__Problem details__
Read the listing below and copy out every line that holds "avec".

------------------------------------------------------------

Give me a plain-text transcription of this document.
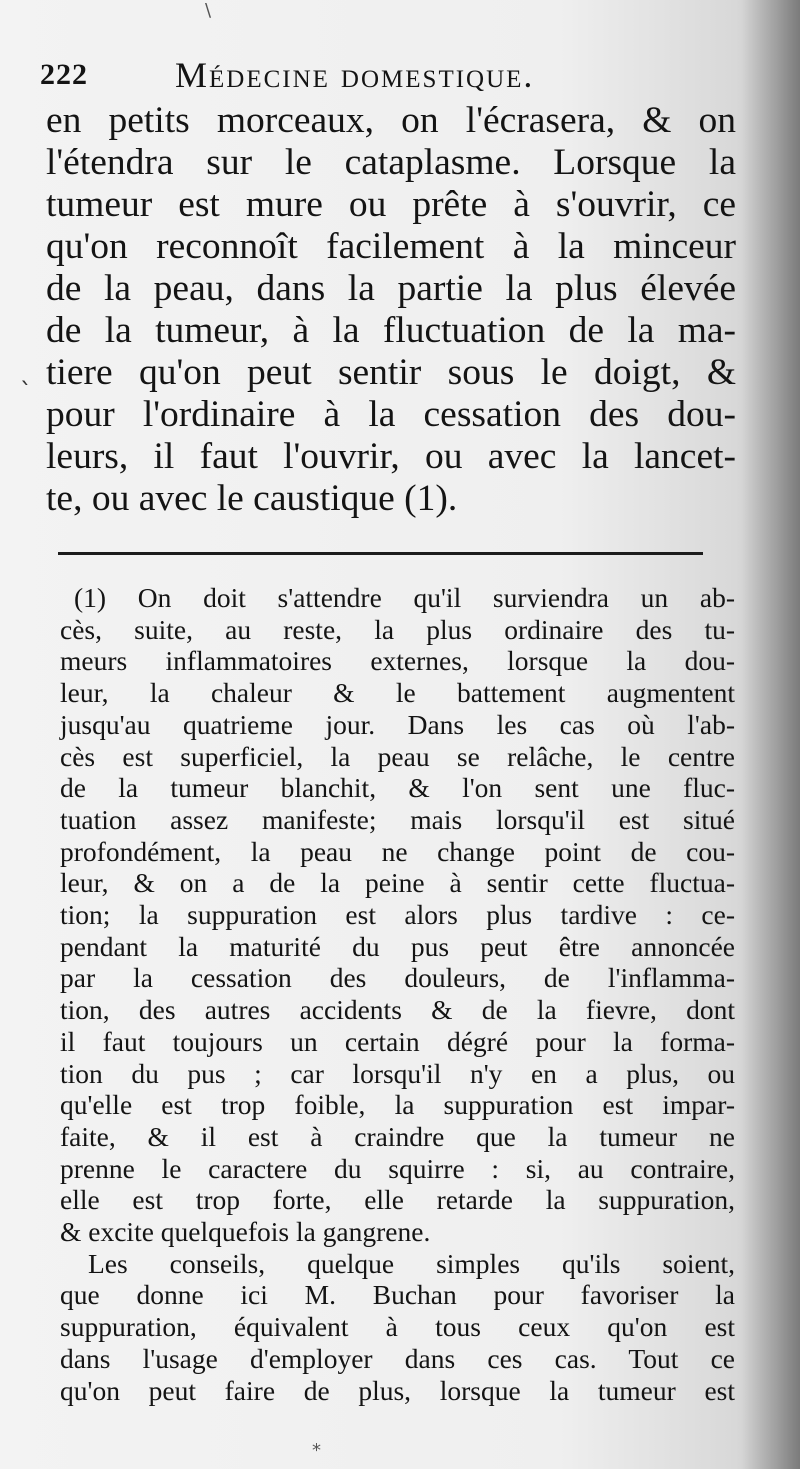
222 Médecine domestique.
en petits morceaux, on l'écrasera, & on
l'étendra sur le cataplasme. Lorsque la
tumeur est mure ou prête à s'ouvrir, ce
qu'on reconnoît facilement à la minceur
de la peau, dans la partie la plus élevée
de la tumeur, à la fluctuation de la ma-
tiere qu'on peut sentir sous le doigt, &
pour l'ordinaire à la cessation des dou-
leurs, il faut l'ouvrir, ou avec la lancet-
te, ou avec le caustique (1).
`
(1) On doit s'attendre qu'il surviendra un ab-
cès, suite, au reste, la plus ordinaire des tu-
meurs inflammatoires externes, lorsque la dou-
leur, la chaleur & le battement augmentent
jusqu'au quatrieme jour. Dans les cas où l'ab-
cès est superficiel, la peau se relâche, le centre
de la tumeur blanchit, & l'on sent une fluc-
tuation assez manifeste; mais lorsqu'il est situé
profondément, la peau ne change point de cou-
leur, & on a de la peine à sentir cette fluctua-
tion; la suppuration est alors plus tardive : ce-
pendant la maturité du pus peut être annoncée
par la cessation des douleurs, de l'inflamma-
tion, des autres accidents & de la fievre, dont
il faut toujours un certain dégré pour la forma-
tion du pus ; car lorsqu'il n'y en a plus, ou
qu'elle est trop foible, la suppuration est impar-
faite, & il est à craindre que la tumeur ne
prenne le caractere du squirre : si, au contraire,
elle est trop forte, elle retarde la suppuration,
& excite quelquefois la gangrene.
Les conseils, quelque simples qu'ils soient,
que donne ici M. Buchan pour favoriser la
suppuration, équivalent à tous ceux qu'on est
dans l'usage d'employer dans ces cas. Tout ce
qu'on peut faire de plus, lorsque la tumeur est
\
*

------------------------------------------------------------

__Completed task__
leurs, il faut l'ouvrir, ou avec la lancet-
te, ou avec le caustique (1).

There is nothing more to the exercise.